▸ Exercise goal: Copy out the lines of the records word for word, starting at the line that contains "legend-label: rLTL >" and continuing through the end of the records.
[begin Provided entries]
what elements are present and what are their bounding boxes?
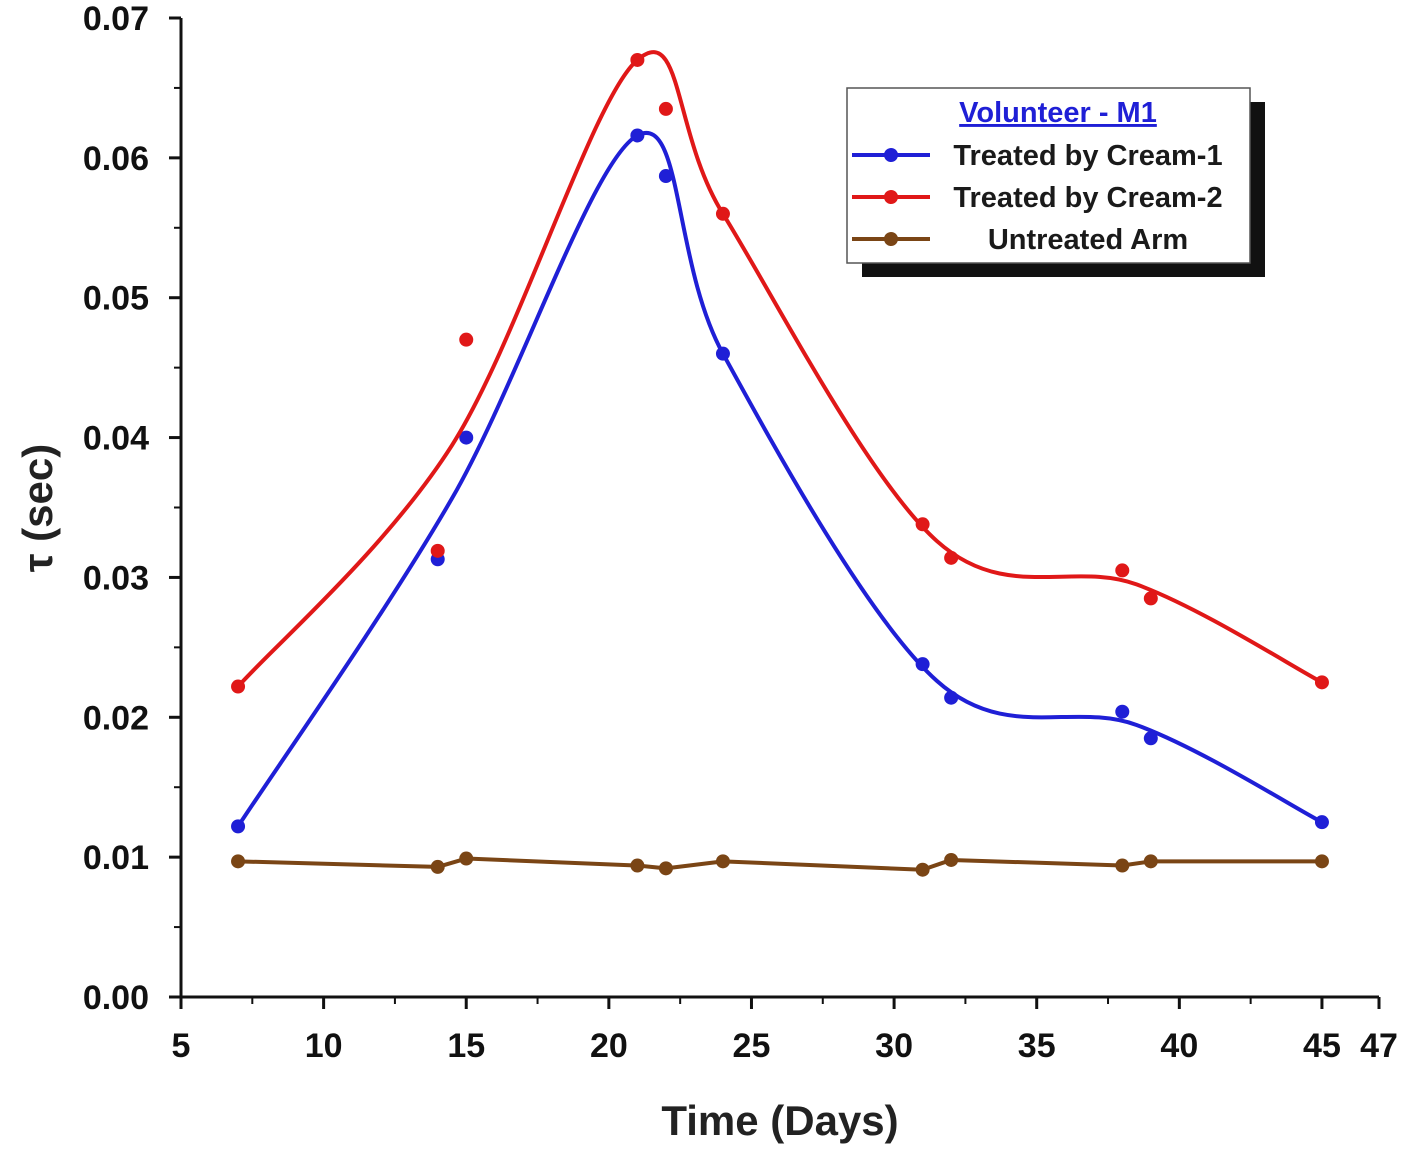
y-tick-label: 0.03: [83, 559, 149, 597]
x-tick-label: 47: [1360, 1027, 1398, 1065]
data-point: [944, 690, 959, 705]
data-point: [459, 851, 474, 866]
y-tick-label: 0.04: [83, 420, 149, 458]
data-point: [658, 861, 673, 876]
data-point: [715, 854, 730, 869]
series-2: [231, 50, 1329, 694]
y-tick-label: 0.01: [83, 839, 149, 877]
data-point: [915, 862, 930, 877]
y-tick-label: 0.02: [83, 699, 149, 737]
legend-title: Volunteer - M1: [959, 97, 1157, 129]
legend-swatch-marker: [884, 232, 898, 246]
data-point: [630, 858, 645, 873]
data-point: [231, 819, 246, 834]
y-axis-ticks: 0.00 0.01 0.02 0.03 0.04 0.05 0.06 0.07: [83, 0, 181, 1017]
x-tick-label: 45: [1303, 1027, 1341, 1065]
legend-swatch-marker: [884, 148, 898, 162]
y-tick-label: 0.06: [83, 140, 149, 178]
x-tick-label: 20: [590, 1027, 628, 1065]
legend: Volunteer - M1 Treated by Cream-1Treated…: [846, 87, 1265, 277]
data-point: [1115, 563, 1130, 578]
x-tick-label: 15: [447, 1027, 485, 1065]
x-axis-title: Time (Days): [661, 1097, 898, 1144]
data-point: [1314, 815, 1329, 830]
legend-label: Treated by Cream-2: [953, 182, 1222, 214]
data-point: [715, 206, 730, 221]
y-tick-label: 0.05: [83, 280, 149, 318]
y-tick-label: 0.00: [83, 979, 149, 1017]
series-layer: [231, 50, 1329, 877]
data-point: [630, 128, 645, 143]
data-point: [430, 859, 445, 874]
y-tick-label: 0.07: [83, 0, 149, 38]
data-point: [944, 550, 959, 565]
data-point: [715, 346, 730, 361]
x-tick-label: 40: [1160, 1027, 1198, 1065]
series-3: [231, 851, 1329, 877]
series-1: [231, 128, 1329, 834]
data-point: [944, 852, 959, 867]
x-tick-label: 10: [305, 1027, 343, 1065]
data-point: [1143, 854, 1158, 869]
x-tick-label: 35: [1018, 1027, 1056, 1065]
data-point: [459, 332, 474, 347]
data-point: [430, 543, 445, 558]
data-point: [231, 679, 246, 694]
legend-swatch-marker: [884, 190, 898, 204]
series-line: [236, 131, 1323, 828]
x-tick-label: 30: [875, 1027, 913, 1065]
x-tick-label: 5: [172, 1027, 191, 1065]
x-tick-label: 25: [733, 1027, 771, 1065]
legend-entries: Treated by Cream-1 Treated by Cream-2 Untr…: [852, 140, 1223, 256]
data-point: [658, 101, 673, 116]
data-point: [1115, 704, 1130, 719]
data-point: [1314, 675, 1329, 690]
data-point: [459, 430, 474, 445]
data-point: [915, 657, 930, 672]
data-point: [1143, 731, 1158, 746]
legend-label: Untreated Arm: [988, 224, 1188, 256]
data-point: [1115, 858, 1130, 873]
data-point: [231, 854, 246, 869]
x-axis-ticks: 5 10 15 20 25 30 35 40 45 47: [172, 997, 1398, 1065]
data-point: [630, 52, 645, 67]
data-point: [658, 169, 673, 184]
y-axis-title: τ (sec): [14, 444, 61, 572]
legend-box: [846, 87, 1251, 264]
series-line: [236, 50, 1323, 688]
data-point: [915, 517, 930, 532]
series-line: [237, 856, 1322, 872]
data-point: [1314, 854, 1329, 869]
legend-label: Treated by Cream-1: [953, 140, 1222, 172]
data-point: [1143, 591, 1158, 606]
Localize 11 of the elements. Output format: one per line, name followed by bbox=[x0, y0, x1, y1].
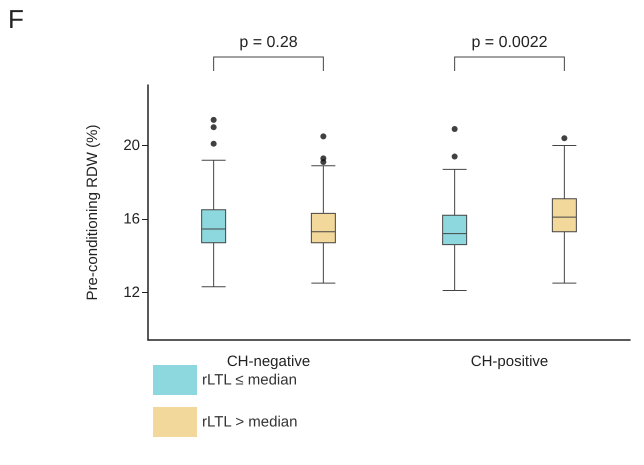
legend-label: rLTL > median bbox=[202, 414, 298, 430]
y-axis-title: Pre-conditioning RDW (%) bbox=[84, 124, 101, 300]
legend-label: rLTL ≤ median bbox=[202, 372, 297, 388]
text: F bbox=[8, 4, 24, 34]
text: p = 0.28 bbox=[239, 34, 298, 51]
text: p = 0.0022 bbox=[471, 34, 548, 51]
x-tick-label: CH-negative bbox=[226, 353, 310, 370]
x-tick-label: CH-positive bbox=[470, 353, 548, 370]
y-tick-label: 16 bbox=[123, 210, 140, 228]
y-tick-label: 20 bbox=[123, 137, 140, 154]
y-tick-label: 12 bbox=[123, 284, 140, 301]
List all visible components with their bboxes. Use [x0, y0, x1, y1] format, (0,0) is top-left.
[end Provided entries]
▸ Output:
legend-label: rLTL > median bbox=[202, 414, 298, 430]
y-axis-title: Pre-conditioning RDW (%) bbox=[84, 124, 101, 300]
legend-label: rLTL ≤ median bbox=[202, 372, 297, 388]
text: F bbox=[8, 4, 24, 34]
text: p = 0.28 bbox=[239, 34, 298, 51]
text: p = 0.0022 bbox=[471, 34, 548, 51]
x-tick-label: CH-negative bbox=[226, 353, 310, 370]
x-tick-label: CH-positive bbox=[470, 353, 548, 370]
y-tick-label: 16 bbox=[123, 210, 140, 228]
y-tick-label: 20 bbox=[123, 137, 140, 154]
y-tick-label: 12 bbox=[123, 284, 140, 301]
List all visible components with their bboxes. Use [x0, y0, x1, y1] format, (0,0) is top-left.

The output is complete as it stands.